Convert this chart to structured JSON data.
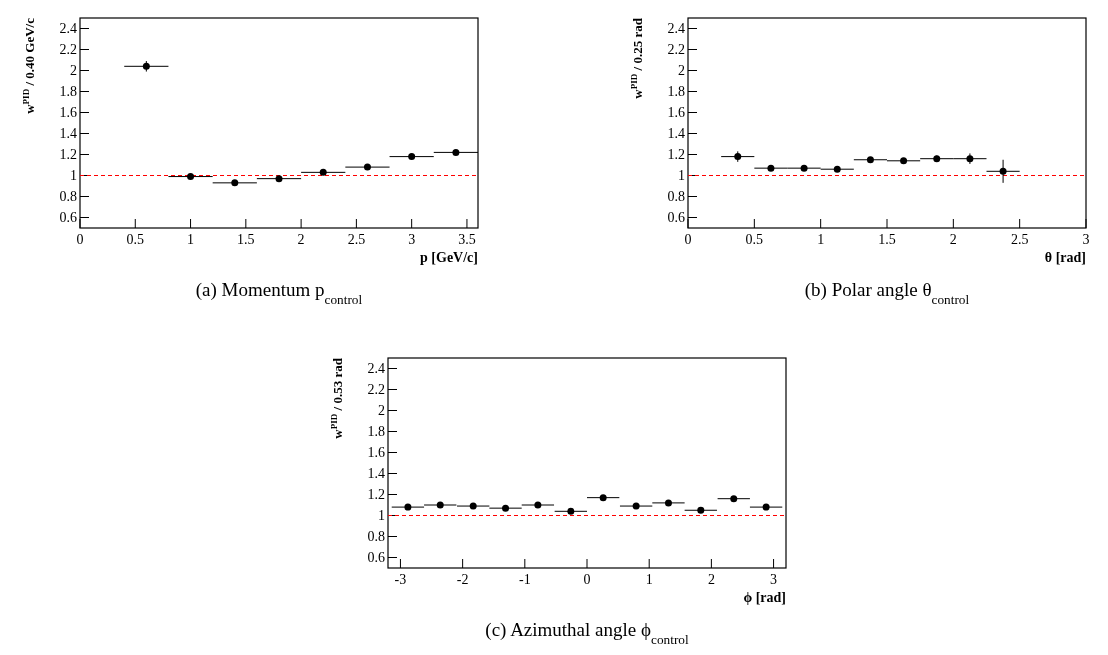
{
  "chart_data": [
    {
      "type": "scatter",
      "title": "(a) Momentum p$_{control}$",
      "xlabel": "p [GeV/c]",
      "ylabel": "w$^{PID}$ / 0.40 GeV/c",
      "x": [
        0.6,
        1.0,
        1.4,
        1.8,
        2.2,
        2.6,
        3.0,
        3.4
      ],
      "values": [
        2.04,
        0.99,
        0.93,
        0.97,
        1.03,
        1.08,
        1.18,
        1.22
      ],
      "errors": [
        0.05,
        null,
        null,
        null,
        null,
        null,
        null,
        0.02
      ],
      "xerrors": [
        0.2,
        0.2,
        0.2,
        0.2,
        0.2,
        0.2,
        0.2,
        0.2
      ],
      "color": "#000000",
      "marker": "circle",
      "xlim": [
        0,
        3.6
      ],
      "ylim": [
        0.5,
        2.5
      ],
      "xticks": [
        0,
        0.5,
        1,
        1.5,
        2,
        2.5,
        3,
        3.5
      ],
      "yticks": [
        0.6,
        0.8,
        1,
        1.2,
        1.4,
        1.6,
        1.8,
        2,
        2.2,
        2.4
      ],
      "ref_lines": [
        {
          "axis": "y",
          "value": 1,
          "color": "#ff0000",
          "line_style": "dashed"
        }
      ]
    },
    {
      "type": "scatter",
      "title": "(b) Polar angle θ$_{control}$",
      "xlabel": "θ [rad]",
      "ylabel": "w$^{PID}$ / 0.25 rad",
      "x": [
        0.375,
        0.625,
        0.875,
        1.125,
        1.375,
        1.625,
        1.875,
        2.125,
        2.375
      ],
      "values": [
        1.18,
        1.07,
        1.07,
        1.06,
        1.15,
        1.14,
        1.16,
        1.16,
        1.04
      ],
      "errors": [
        0.05,
        null,
        null,
        null,
        null,
        null,
        0.03,
        0.05,
        0.11
      ],
      "xerrors": [
        0.125,
        0.125,
        0.125,
        0.125,
        0.125,
        0.125,
        0.125,
        0.125,
        0.125
      ],
      "color": "#000000",
      "marker": "circle",
      "xlim": [
        0,
        3
      ],
      "ylim": [
        0.5,
        2.5
      ],
      "xticks": [
        0,
        0.5,
        1,
        1.5,
        2,
        2.5,
        3
      ],
      "yticks": [
        0.6,
        0.8,
        1,
        1.2,
        1.4,
        1.6,
        1.8,
        2,
        2.2,
        2.4
      ],
      "ref_lines": [
        {
          "axis": "y",
          "value": 1,
          "color": "#ff0000",
          "line_style": "dashed"
        }
      ]
    },
    {
      "type": "scatter",
      "title": "(c) Azimuthal angle ϕ$_{control}$",
      "xlabel": "ϕ [rad]",
      "ylabel": "w$^{PID}$ / 0.53 rad",
      "x": [
        -2.88,
        -2.36,
        -1.83,
        -1.31,
        -0.79,
        -0.26,
        0.26,
        0.79,
        1.31,
        1.83,
        2.36,
        2.88
      ],
      "values": [
        1.08,
        1.1,
        1.09,
        1.07,
        1.1,
        1.04,
        1.17,
        1.09,
        1.12,
        1.05,
        1.16,
        1.08
      ],
      "xerrors": [
        0.26,
        0.26,
        0.26,
        0.26,
        0.26,
        0.26,
        0.26,
        0.26,
        0.26,
        0.26,
        0.26,
        0.26
      ],
      "color": "#000000",
      "marker": "circle",
      "xlim": [
        -3.2,
        3.2
      ],
      "ylim": [
        0.5,
        2.5
      ],
      "xticks": [
        -3,
        -2,
        -1,
        0,
        1,
        2,
        3
      ],
      "yticks": [
        0.6,
        0.8,
        1,
        1.2,
        1.4,
        1.6,
        1.8,
        2,
        2.2,
        2.4
      ],
      "ref_lines": [
        {
          "axis": "y",
          "value": 1,
          "color": "#ff0000",
          "line_style": "dashed"
        }
      ]
    }
  ]
}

## Directions
Give a single number: the count of lines above that include the word "angle".

## Correct output
2